*WORK INSTRUCTIONS*:
Starting at the line with "Transcribe this image's", transcribe each line through the final one, both included, and add nothing.

*Raw records*:
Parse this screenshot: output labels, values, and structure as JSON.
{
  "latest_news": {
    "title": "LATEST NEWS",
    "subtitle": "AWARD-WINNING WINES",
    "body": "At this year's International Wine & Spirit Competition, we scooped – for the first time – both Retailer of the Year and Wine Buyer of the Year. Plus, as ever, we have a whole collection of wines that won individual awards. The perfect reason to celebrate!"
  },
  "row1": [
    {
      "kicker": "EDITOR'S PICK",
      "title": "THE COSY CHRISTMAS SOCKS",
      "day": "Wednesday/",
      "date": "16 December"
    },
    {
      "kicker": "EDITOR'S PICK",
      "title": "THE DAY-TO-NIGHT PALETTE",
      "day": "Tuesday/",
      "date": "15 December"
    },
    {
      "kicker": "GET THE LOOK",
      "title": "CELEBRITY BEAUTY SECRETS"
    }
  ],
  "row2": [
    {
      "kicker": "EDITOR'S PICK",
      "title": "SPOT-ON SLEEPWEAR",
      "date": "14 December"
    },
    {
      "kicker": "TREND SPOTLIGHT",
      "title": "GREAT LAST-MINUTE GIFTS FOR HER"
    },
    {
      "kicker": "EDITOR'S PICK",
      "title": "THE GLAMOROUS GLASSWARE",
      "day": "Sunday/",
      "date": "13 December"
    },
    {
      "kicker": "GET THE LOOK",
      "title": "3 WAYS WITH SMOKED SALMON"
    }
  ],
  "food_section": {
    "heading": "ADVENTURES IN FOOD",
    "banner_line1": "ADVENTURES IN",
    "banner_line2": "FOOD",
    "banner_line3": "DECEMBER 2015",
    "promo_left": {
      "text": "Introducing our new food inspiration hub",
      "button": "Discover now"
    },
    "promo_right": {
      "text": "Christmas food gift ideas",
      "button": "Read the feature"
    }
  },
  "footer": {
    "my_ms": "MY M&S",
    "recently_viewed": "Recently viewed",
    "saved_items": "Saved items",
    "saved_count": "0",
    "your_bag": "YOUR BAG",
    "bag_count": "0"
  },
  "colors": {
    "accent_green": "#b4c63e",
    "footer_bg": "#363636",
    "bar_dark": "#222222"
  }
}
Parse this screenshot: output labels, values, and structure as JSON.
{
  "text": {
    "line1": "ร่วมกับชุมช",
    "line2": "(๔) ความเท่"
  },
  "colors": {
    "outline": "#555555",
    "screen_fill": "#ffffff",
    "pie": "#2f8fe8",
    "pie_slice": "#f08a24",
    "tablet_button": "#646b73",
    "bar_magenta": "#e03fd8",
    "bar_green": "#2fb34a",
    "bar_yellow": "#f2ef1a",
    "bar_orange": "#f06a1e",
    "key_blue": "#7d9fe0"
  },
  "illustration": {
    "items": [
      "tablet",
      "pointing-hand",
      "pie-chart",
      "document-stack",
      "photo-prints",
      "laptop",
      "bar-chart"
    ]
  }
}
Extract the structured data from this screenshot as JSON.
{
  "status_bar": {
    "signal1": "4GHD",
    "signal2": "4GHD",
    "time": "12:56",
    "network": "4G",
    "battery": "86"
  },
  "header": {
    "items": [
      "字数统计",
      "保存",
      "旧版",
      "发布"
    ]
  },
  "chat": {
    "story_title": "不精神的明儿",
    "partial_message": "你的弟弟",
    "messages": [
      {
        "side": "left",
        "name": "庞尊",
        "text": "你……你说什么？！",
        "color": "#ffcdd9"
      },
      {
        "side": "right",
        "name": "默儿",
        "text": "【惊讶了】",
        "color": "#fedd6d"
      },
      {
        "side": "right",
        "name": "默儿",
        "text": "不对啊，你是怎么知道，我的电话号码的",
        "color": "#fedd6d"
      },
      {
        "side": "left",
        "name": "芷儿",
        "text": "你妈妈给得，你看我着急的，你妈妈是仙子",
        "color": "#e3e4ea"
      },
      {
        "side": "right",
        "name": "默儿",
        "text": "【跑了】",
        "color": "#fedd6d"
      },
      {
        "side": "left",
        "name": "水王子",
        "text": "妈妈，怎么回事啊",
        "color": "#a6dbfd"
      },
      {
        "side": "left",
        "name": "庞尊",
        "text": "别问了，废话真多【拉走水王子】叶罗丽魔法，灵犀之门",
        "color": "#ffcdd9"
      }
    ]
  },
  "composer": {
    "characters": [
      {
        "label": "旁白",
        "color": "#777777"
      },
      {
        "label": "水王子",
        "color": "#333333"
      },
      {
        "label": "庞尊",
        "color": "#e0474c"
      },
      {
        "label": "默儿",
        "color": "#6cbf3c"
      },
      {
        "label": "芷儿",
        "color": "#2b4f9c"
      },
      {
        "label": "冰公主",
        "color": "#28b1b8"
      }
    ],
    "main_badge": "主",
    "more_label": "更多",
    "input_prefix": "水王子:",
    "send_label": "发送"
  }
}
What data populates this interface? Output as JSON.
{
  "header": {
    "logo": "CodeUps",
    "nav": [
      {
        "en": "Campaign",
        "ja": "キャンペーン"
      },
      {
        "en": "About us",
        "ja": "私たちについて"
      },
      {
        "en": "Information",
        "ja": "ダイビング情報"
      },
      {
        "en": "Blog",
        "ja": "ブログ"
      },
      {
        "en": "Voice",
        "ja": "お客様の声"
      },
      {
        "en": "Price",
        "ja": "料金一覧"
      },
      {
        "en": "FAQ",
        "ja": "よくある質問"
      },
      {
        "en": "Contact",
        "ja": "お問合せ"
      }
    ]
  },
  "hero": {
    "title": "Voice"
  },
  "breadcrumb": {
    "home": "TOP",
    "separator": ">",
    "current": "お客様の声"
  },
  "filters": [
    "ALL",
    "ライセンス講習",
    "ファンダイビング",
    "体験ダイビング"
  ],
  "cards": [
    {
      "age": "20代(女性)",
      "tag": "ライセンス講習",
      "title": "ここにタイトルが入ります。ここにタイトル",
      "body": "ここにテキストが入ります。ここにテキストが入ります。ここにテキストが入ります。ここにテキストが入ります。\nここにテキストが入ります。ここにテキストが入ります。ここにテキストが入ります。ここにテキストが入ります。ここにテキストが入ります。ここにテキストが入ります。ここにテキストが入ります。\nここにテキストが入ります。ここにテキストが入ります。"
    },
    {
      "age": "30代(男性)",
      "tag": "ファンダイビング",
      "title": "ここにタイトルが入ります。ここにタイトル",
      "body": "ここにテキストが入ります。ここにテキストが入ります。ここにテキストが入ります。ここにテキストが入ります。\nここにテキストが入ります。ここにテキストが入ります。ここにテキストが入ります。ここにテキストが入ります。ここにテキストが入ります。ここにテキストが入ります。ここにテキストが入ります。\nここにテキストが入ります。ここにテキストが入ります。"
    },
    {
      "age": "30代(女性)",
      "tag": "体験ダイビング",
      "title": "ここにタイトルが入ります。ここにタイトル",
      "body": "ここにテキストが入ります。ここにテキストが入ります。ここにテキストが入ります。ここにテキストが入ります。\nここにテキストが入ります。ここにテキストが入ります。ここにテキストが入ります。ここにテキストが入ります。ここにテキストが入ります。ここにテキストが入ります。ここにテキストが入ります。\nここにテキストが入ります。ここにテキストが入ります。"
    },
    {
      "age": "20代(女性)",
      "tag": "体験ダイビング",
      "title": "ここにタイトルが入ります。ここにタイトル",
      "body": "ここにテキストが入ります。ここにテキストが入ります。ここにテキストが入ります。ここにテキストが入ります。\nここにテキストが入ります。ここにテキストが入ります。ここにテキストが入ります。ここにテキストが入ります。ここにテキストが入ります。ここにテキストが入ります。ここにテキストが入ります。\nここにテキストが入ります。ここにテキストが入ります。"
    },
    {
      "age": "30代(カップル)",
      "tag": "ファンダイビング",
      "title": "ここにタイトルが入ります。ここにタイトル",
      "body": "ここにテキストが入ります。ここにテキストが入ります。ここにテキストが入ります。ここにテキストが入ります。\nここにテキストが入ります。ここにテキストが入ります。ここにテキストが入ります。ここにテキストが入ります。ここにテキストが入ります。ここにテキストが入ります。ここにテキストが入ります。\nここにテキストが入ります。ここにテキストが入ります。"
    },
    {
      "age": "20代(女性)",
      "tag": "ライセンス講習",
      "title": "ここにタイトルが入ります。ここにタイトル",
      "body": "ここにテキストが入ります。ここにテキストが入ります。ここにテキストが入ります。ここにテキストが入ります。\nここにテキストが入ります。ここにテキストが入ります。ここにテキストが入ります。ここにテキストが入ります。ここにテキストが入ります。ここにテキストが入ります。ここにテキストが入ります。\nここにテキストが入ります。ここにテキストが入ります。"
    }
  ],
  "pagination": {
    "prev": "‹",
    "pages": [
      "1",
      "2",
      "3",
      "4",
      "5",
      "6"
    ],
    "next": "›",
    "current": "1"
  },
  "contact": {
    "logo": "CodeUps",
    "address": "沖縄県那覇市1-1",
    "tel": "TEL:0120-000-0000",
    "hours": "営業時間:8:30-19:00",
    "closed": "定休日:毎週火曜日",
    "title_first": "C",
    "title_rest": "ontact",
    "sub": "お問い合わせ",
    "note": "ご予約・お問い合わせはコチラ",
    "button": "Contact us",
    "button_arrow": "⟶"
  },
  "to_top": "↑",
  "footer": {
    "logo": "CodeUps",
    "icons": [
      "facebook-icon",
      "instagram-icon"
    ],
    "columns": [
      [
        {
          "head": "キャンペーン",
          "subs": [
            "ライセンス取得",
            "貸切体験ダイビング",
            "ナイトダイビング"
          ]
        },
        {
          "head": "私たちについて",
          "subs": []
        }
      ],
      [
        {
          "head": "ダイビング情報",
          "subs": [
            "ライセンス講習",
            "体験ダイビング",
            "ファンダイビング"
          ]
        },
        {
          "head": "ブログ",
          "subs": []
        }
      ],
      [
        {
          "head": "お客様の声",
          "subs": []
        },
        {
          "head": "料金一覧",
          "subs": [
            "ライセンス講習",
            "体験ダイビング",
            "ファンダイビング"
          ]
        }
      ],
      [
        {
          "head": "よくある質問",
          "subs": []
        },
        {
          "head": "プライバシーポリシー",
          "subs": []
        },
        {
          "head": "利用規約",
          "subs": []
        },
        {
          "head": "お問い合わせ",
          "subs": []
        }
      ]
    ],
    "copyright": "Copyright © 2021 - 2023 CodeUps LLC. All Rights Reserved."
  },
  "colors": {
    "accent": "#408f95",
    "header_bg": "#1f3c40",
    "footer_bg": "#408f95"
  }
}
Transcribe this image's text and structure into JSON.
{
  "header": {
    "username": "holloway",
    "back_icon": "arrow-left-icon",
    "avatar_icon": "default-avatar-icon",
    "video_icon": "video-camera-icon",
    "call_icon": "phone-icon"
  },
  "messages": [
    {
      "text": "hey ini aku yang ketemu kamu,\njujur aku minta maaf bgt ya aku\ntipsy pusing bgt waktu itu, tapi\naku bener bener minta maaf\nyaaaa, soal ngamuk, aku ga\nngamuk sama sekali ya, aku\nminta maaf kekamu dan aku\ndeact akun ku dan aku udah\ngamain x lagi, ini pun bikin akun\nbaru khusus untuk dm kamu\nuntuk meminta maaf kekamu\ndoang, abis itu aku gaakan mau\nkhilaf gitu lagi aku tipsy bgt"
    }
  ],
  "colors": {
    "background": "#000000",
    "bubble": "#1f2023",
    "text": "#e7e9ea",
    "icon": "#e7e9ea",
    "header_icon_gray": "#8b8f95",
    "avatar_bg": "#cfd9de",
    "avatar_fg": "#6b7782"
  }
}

*EXPECTED ANSWER*:
Transcribe this image's text and structure into JSON.
{
  "header": {
    "username": "holloway",
    "back_icon": "arrow-left-icon",
    "avatar_icon": "default-avatar-icon",
    "video_icon": "video-camera-icon",
    "call_icon": "phone-icon"
  },
  "messages": [
    {
      "text": "hey ini aku yang ketemu kamu,\njujur aku minta maaf bgt ya aku\ntipsy pusing bgt waktu itu, tapi\naku bener bener minta maaf\nyaaaa, soal ngamuk, aku ga\nngamuk sama sekali ya, aku\nminta maaf kekamu dan aku\ndeact akun ku dan aku udah\ngamain x lagi, ini pun bikin akun\nbaru khusus untuk dm kamu\nuntuk meminta maaf kekamu\ndoang, abis itu aku gaakan mau\nkhilaf gitu lagi aku tipsy bgt"
    }
  ],
  "colors": {
    "background": "#000000",
    "bubble": "#1f2023",
    "text": "#e7e9ea",
    "icon": "#e7e9ea",
    "header_icon_gray": "#8b8f95",
    "avatar_bg": "#cfd9de",
    "avatar_fg": "#6b7782"
  }
}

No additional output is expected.